Task to carry out -> Review the material and extract every line in which the word "наличии" occurs.

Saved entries
☆ ☆ ☆ ☆

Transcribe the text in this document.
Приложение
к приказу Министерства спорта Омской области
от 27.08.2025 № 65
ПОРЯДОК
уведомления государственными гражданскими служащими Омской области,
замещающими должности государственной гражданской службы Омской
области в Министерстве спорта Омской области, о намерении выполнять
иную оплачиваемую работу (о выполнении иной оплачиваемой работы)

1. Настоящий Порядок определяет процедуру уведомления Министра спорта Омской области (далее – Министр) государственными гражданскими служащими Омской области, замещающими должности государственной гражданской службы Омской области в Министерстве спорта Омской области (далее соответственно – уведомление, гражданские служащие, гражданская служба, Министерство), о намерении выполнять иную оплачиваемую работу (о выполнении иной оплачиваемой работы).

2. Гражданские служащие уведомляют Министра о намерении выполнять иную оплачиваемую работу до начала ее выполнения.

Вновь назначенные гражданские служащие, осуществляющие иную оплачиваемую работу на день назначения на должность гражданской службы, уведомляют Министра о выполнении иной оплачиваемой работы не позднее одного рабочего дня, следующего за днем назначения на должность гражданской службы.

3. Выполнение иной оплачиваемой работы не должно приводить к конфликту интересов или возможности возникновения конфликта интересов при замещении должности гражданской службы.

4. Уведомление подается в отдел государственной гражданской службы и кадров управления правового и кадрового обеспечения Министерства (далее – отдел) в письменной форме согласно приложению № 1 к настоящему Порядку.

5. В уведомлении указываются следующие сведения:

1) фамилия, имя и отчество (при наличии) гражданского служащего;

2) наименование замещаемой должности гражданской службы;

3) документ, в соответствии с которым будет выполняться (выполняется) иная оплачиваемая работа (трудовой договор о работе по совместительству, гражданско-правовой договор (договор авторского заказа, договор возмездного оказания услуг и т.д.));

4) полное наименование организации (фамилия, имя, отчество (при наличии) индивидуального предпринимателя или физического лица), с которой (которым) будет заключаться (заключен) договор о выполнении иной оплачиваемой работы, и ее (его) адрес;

☆ ☆ ☆ ☆

Output below ->
1) фамилия, имя и отчество (при наличии) гражданского служащего;
4) полное наименование организации (фамилия, имя, отчество (при наличии) индивидуального предпринимателя или физического лица), с которой (которым) будет заключаться (заключен) договор о выполнении иной оплачиваемой работы, и ее (его) адрес;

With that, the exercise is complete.